→ **Directions**
Make an exact copy of all the entries, with the pictures left out.

→ **Data section**
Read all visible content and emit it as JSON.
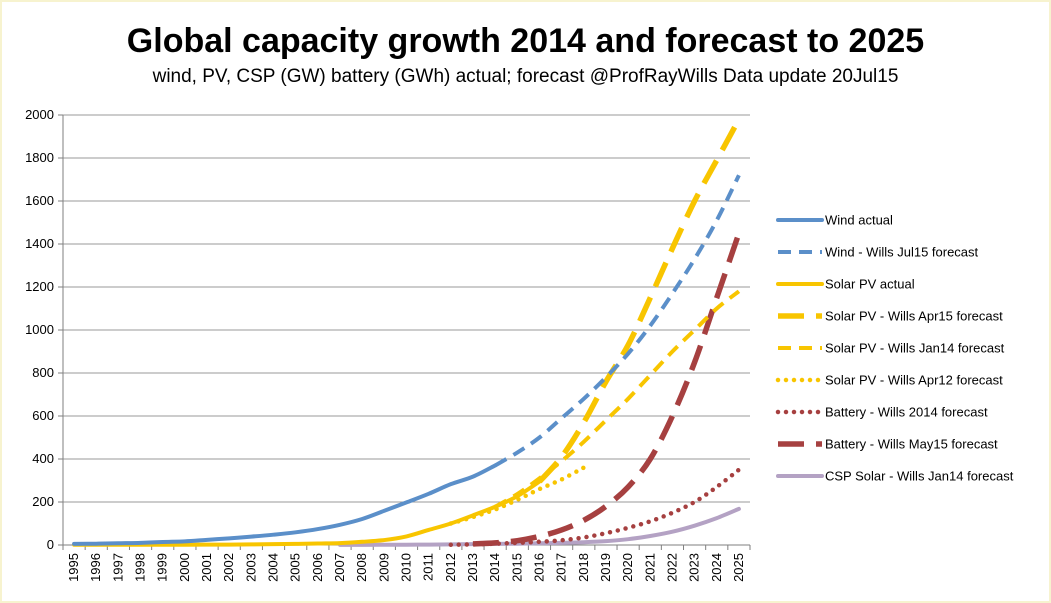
{
  "chart_data": {
    "type": "line",
    "title": "Global capacity growth 2014 and forecast to 2025",
    "subtitle": "wind, PV, CSP (GW) battery (GWh) actual; forecast @ProfRayWills  Data update 20Jul15",
    "xlabel": "",
    "ylabel": "",
    "categories": [
      "1995",
      "1996",
      "1997",
      "1998",
      "1999",
      "2000",
      "2001",
      "2002",
      "2003",
      "2004",
      "2005",
      "2006",
      "2007",
      "2008",
      "2009",
      "2010",
      "2011",
      "2012",
      "2013",
      "2014",
      "2015",
      "2016",
      "2017",
      "2018",
      "2019",
      "2020",
      "2021",
      "2022",
      "2023",
      "2024",
      "2025"
    ],
    "ylim": [
      0,
      2000
    ],
    "yticks": [
      0,
      200,
      400,
      600,
      800,
      1000,
      1200,
      1400,
      1600,
      1800,
      2000
    ],
    "grid": "horizontal",
    "legend_position": "right",
    "series": [
      {
        "name": "Wind actual",
        "color": "#5b8fc9",
        "style": "solid",
        "x": [
          1995,
          1996,
          1997,
          1998,
          1999,
          2000,
          2001,
          2002,
          2003,
          2004,
          2005,
          2006,
          2007,
          2008,
          2009,
          2010,
          2011,
          2012,
          2013,
          2014
        ],
        "values": [
          5,
          6,
          8,
          10,
          14,
          17,
          24,
          31,
          39,
          48,
          59,
          74,
          94,
          121,
          159,
          198,
          238,
          283,
          318,
          370
        ]
      },
      {
        "name": "Wind - Wills Jul15 forecast",
        "color": "#5b8fc9",
        "style": "dash",
        "x": [
          2014,
          2015,
          2016,
          2017,
          2018,
          2019,
          2020,
          2021,
          2022,
          2023,
          2024,
          2025
        ],
        "values": [
          370,
          430,
          500,
          590,
          680,
          780,
          890,
          1020,
          1170,
          1330,
          1510,
          1720
        ]
      },
      {
        "name": "Solar PV actual",
        "color": "#f8c500",
        "style": "solid",
        "x": [
          1995,
          1996,
          1997,
          1998,
          1999,
          2000,
          2001,
          2002,
          2003,
          2004,
          2005,
          2006,
          2007,
          2008,
          2009,
          2010,
          2011,
          2012,
          2013,
          2014,
          2015,
          2016
        ],
        "values": [
          1,
          1,
          1,
          1,
          1,
          1,
          2,
          2,
          3,
          4,
          5,
          7,
          9,
          15,
          23,
          40,
          70,
          100,
          138,
          178,
          227,
          295
        ]
      },
      {
        "name": "Solar PV - Wills Apr15 forecast",
        "color": "#f8c500",
        "style": "longdash",
        "x": [
          2016,
          2017,
          2018,
          2019,
          2020,
          2021,
          2022,
          2023,
          2024,
          2025
        ],
        "values": [
          295,
          410,
          570,
          760,
          930,
          1150,
          1380,
          1600,
          1790,
          1980
        ]
      },
      {
        "name": "Solar PV - Wills Jan14 forecast",
        "color": "#f8c500",
        "style": "dash",
        "x": [
          2014,
          2015,
          2016,
          2017,
          2018,
          2019,
          2020,
          2021,
          2022,
          2023,
          2024,
          2025
        ],
        "values": [
          178,
          237,
          310,
          390,
          480,
          580,
          680,
          790,
          900,
          1000,
          1100,
          1180
        ]
      },
      {
        "name": "Solar PV - Wills Apr12 forecast",
        "color": "#f8c500",
        "style": "dot",
        "x": [
          2012,
          2013,
          2014,
          2015,
          2016,
          2017,
          2018
        ],
        "values": [
          100,
          130,
          165,
          210,
          260,
          305,
          360
        ]
      },
      {
        "name": "Battery - Wills 2014 forecast",
        "color": "#a64040",
        "style": "dot",
        "x": [
          2012,
          2013,
          2014,
          2015,
          2016,
          2017,
          2018,
          2019,
          2020,
          2021,
          2022,
          2023,
          2024,
          2025
        ],
        "values": [
          1,
          3,
          6,
          10,
          15,
          22,
          35,
          55,
          80,
          110,
          150,
          200,
          270,
          350
        ]
      },
      {
        "name": "Battery - Wills May15 forecast",
        "color": "#a64040",
        "style": "longdash",
        "x": [
          2013,
          2014,
          2015,
          2016,
          2017,
          2018,
          2019,
          2020,
          2021,
          2022,
          2023,
          2024,
          2025
        ],
        "values": [
          5,
          10,
          20,
          40,
          70,
          115,
          180,
          270,
          400,
          600,
          850,
          1150,
          1450
        ]
      },
      {
        "name": "CSP Solar - Wills Jan14 forecast",
        "color": "#b4a2c4",
        "style": "solid",
        "x": [
          2007,
          2008,
          2009,
          2010,
          2011,
          2012,
          2013,
          2014,
          2015,
          2016,
          2017,
          2018,
          2019,
          2020,
          2021,
          2022,
          2023,
          2024,
          2025
        ],
        "values": [
          0.5,
          0.8,
          1,
          1.3,
          2,
          3,
          4,
          5,
          6,
          8,
          10,
          13,
          18,
          27,
          42,
          62,
          90,
          125,
          168
        ]
      }
    ]
  }
}
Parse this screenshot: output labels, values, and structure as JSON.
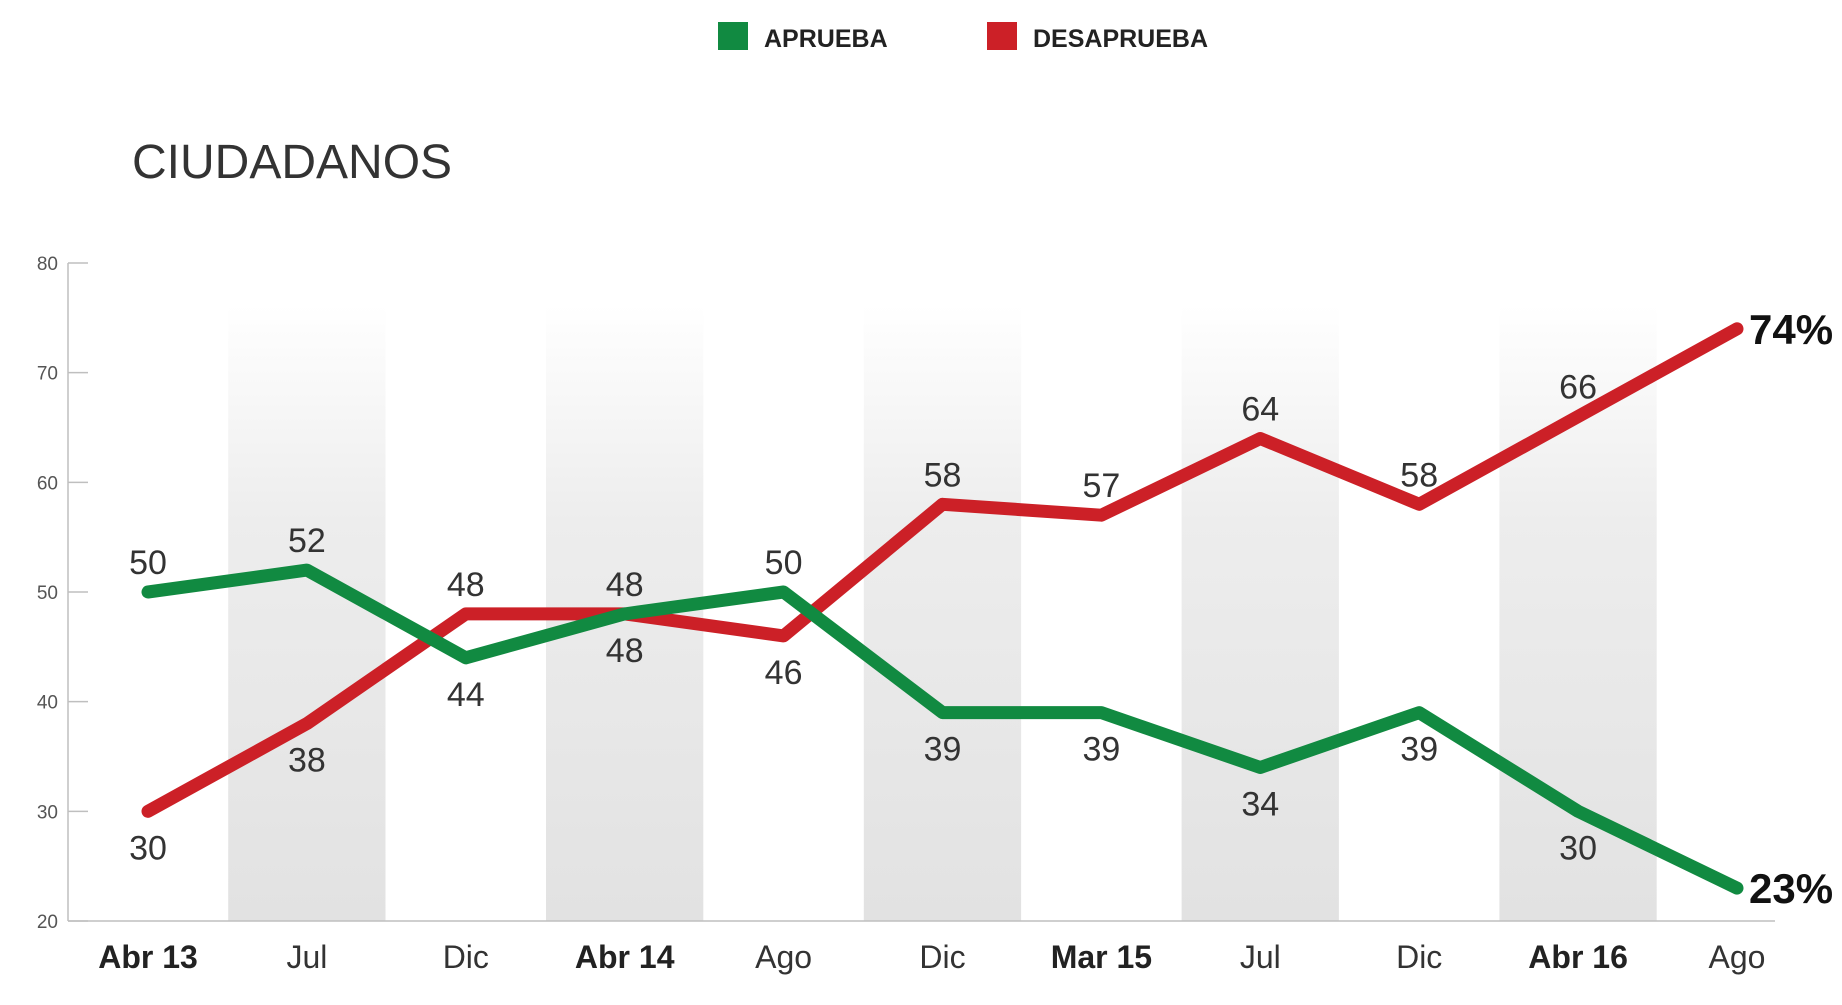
{
  "title": "CIUDADANOS",
  "legend": [
    {
      "label": "APRUEBA",
      "color": "#118a41"
    },
    {
      "label": "DESAPRUEBA",
      "color": "#cc2027"
    }
  ],
  "chart_data": {
    "type": "line",
    "title": "CIUDADANOS",
    "xlabel": "",
    "ylabel": "",
    "categories": [
      "Abr 13",
      "Jul",
      "Dic",
      "Abr 14",
      "Ago",
      "Dic",
      "Mar 15",
      "Jul",
      "Dic",
      "Abr 16",
      "Ago"
    ],
    "bold_categories": [
      "Abr 13",
      "Abr 14",
      "Mar 15",
      "Abr 16"
    ],
    "ylim": [
      20,
      80
    ],
    "yticks": [
      20,
      30,
      40,
      50,
      60,
      70,
      80
    ],
    "grid": false,
    "legend_position": "top-center",
    "series": [
      {
        "name": "APRUEBA",
        "color": "#118a41",
        "values": [
          50,
          52,
          44,
          48,
          50,
          39,
          39,
          34,
          39,
          30,
          23
        ],
        "labels": [
          "50",
          "52",
          "44",
          "48",
          "50",
          "39",
          "39",
          "34",
          "39",
          "30",
          "23%"
        ]
      },
      {
        "name": "DESAPRUEBA",
        "color": "#cc2027",
        "values": [
          30,
          38,
          48,
          48,
          46,
          58,
          57,
          64,
          58,
          66,
          74
        ],
        "labels": [
          "30",
          "38",
          "48",
          "48",
          "46",
          "58",
          "57",
          "64",
          "58",
          "66",
          "74%"
        ]
      }
    ]
  }
}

→ **Correct result**
Read all visible content and emit it as JSON.
{
  "chart_data": {
    "type": "line",
    "title": "Global capacity growth 2014 and forecast to 2025",
    "subtitle": "wind, PV, CSP (GW) battery (GWh) actual; forecast @ProfRayWills  Data update 20Jul15",
    "xlabel": "",
    "ylabel": "",
    "categories": [
      "1995",
      "1996",
      "1997",
      "1998",
      "1999",
      "2000",
      "2001",
      "2002",
      "2003",
      "2004",
      "2005",
      "2006",
      "2007",
      "2008",
      "2009",
      "2010",
      "2011",
      "2012",
      "2013",
      "2014",
      "2015",
      "2016",
      "2017",
      "2018",
      "2019",
      "2020",
      "2021",
      "2022",
      "2023",
      "2024",
      "2025"
    ],
    "ylim": [
      0,
      2000
    ],
    "yticks": [
      0,
      200,
      400,
      600,
      800,
      1000,
      1200,
      1400,
      1600,
      1800,
      2000
    ],
    "grid": "horizontal",
    "legend_position": "right",
    "series": [
      {
        "name": "Wind actual",
        "color": "#5b8fc9",
        "style": "solid",
        "x": [
          1995,
          1996,
          1997,
          1998,
          1999,
          2000,
          2001,
          2002,
          2003,
          2004,
          2005,
          2006,
          2007,
          2008,
          2009,
          2010,
          2011,
          2012,
          2013,
          2014
        ],
        "values": [
          5,
          6,
          8,
          10,
          14,
          17,
          24,
          31,
          39,
          48,
          59,
          74,
          94,
          121,
          159,
          198,
          238,
          283,
          318,
          370
        ]
      },
      {
        "name": "Wind - Wills Jul15 forecast",
        "color": "#5b8fc9",
        "style": "dash",
        "x": [
          2014,
          2015,
          2016,
          2017,
          2018,
          2019,
          2020,
          2021,
          2022,
          2023,
          2024,
          2025
        ],
        "values": [
          370,
          430,
          500,
          590,
          680,
          780,
          890,
          1020,
          1170,
          1330,
          1510,
          1720
        ]
      },
      {
        "name": "Solar PV actual",
        "color": "#f8c500",
        "style": "solid",
        "x": [
          1995,
          1996,
          1997,
          1998,
          1999,
          2000,
          2001,
          2002,
          2003,
          2004,
          2005,
          2006,
          2007,
          2008,
          2009,
          2010,
          2011,
          2012,
          2013,
          2014,
          2015,
          2016
        ],
        "values": [
          1,
          1,
          1,
          1,
          1,
          1,
          2,
          2,
          3,
          4,
          5,
          7,
          9,
          15,
          23,
          40,
          70,
          100,
          138,
          178,
          227,
          295
        ]
      },
      {
        "name": "Solar PV - Wills Apr15 forecast",
        "color": "#f8c500",
        "style": "longdash",
        "x": [
          2016,
          2017,
          2018,
          2019,
          2020,
          2021,
          2022,
          2023,
          2024,
          2025
        ],
        "values": [
          295,
          410,
          570,
          760,
          930,
          1150,
          1380,
          1600,
          1790,
          1980
        ]
      },
      {
        "name": "Solar PV - Wills Jan14 forecast",
        "color": "#f8c500",
        "style": "dash",
        "x": [
          2014,
          2015,
          2016,
          2017,
          2018,
          2019,
          2020,
          2021,
          2022,
          2023,
          2024,
          2025
        ],
        "values": [
          178,
          237,
          310,
          390,
          480,
          580,
          680,
          790,
          900,
          1000,
          1100,
          1180
        ]
      },
      {
        "name": "Solar PV - Wills Apr12 forecast",
        "color": "#f8c500",
        "style": "dot",
        "x": [
          2012,
          2013,
          2014,
          2015,
          2016,
          2017,
          2018
        ],
        "values": [
          100,
          130,
          165,
          210,
          260,
          305,
          360
        ]
      },
      {
        "name": "Battery - Wills 2014 forecast",
        "color": "#a64040",
        "style": "dot",
        "x": [
          2012,
          2013,
          2014,
          2015,
          2016,
          2017,
          2018,
          2019,
          2020,
          2021,
          2022,
          2023,
          2024,
          2025
        ],
        "values": [
          1,
          3,
          6,
          10,
          15,
          22,
          35,
          55,
          80,
          110,
          150,
          200,
          270,
          350
        ]
      },
      {
        "name": "Battery - Wills May15 forecast",
        "color": "#a64040",
        "style": "longdash",
        "x": [
          2013,
          2014,
          2015,
          2016,
          2017,
          2018,
          2019,
          2020,
          2021,
          2022,
          2023,
          2024,
          2025
        ],
        "values": [
          5,
          10,
          20,
          40,
          70,
          115,
          180,
          270,
          400,
          600,
          850,
          1150,
          1450
        ]
      },
      {
        "name": "CSP Solar - Wills Jan14 forecast",
        "color": "#b4a2c4",
        "style": "solid",
        "x": [
          2007,
          2008,
          2009,
          2010,
          2011,
          2012,
          2013,
          2014,
          2015,
          2016,
          2017,
          2018,
          2019,
          2020,
          2021,
          2022,
          2023,
          2024,
          2025
        ],
        "values": [
          0.5,
          0.8,
          1,
          1.3,
          2,
          3,
          4,
          5,
          6,
          8,
          10,
          13,
          18,
          27,
          42,
          62,
          90,
          125,
          168
        ]
      }
    ]
  }
}
Parse this screenshot: output labels, values, and structure as JSON.
{
  "title": "CIUDADANOS",
  "legend": [
    {
      "label": "APRUEBA",
      "color": "#118a41"
    },
    {
      "label": "DESAPRUEBA",
      "color": "#cc2027"
    }
  ],
  "chart_data": {
    "type": "line",
    "title": "CIUDADANOS",
    "xlabel": "",
    "ylabel": "",
    "categories": [
      "Abr 13",
      "Jul",
      "Dic",
      "Abr 14",
      "Ago",
      "Dic",
      "Mar 15",
      "Jul",
      "Dic",
      "Abr 16",
      "Ago"
    ],
    "bold_categories": [
      "Abr 13",
      "Abr 14",
      "Mar 15",
      "Abr 16"
    ],
    "ylim": [
      20,
      80
    ],
    "yticks": [
      20,
      30,
      40,
      50,
      60,
      70,
      80
    ],
    "grid": false,
    "legend_position": "top-center",
    "series": [
      {
        "name": "APRUEBA",
        "color": "#118a41",
        "values": [
          50,
          52,
          44,
          48,
          50,
          39,
          39,
          34,
          39,
          30,
          23
        ],
        "labels": [
          "50",
          "52",
          "44",
          "48",
          "50",
          "39",
          "39",
          "34",
          "39",
          "30",
          "23%"
        ]
      },
      {
        "name": "DESAPRUEBA",
        "color": "#cc2027",
        "values": [
          30,
          38,
          48,
          48,
          46,
          58,
          57,
          64,
          58,
          66,
          74
        ],
        "labels": [
          "30",
          "38",
          "48",
          "48",
          "46",
          "58",
          "57",
          "64",
          "58",
          "66",
          "74%"
        ]
      }
    ]
  }
}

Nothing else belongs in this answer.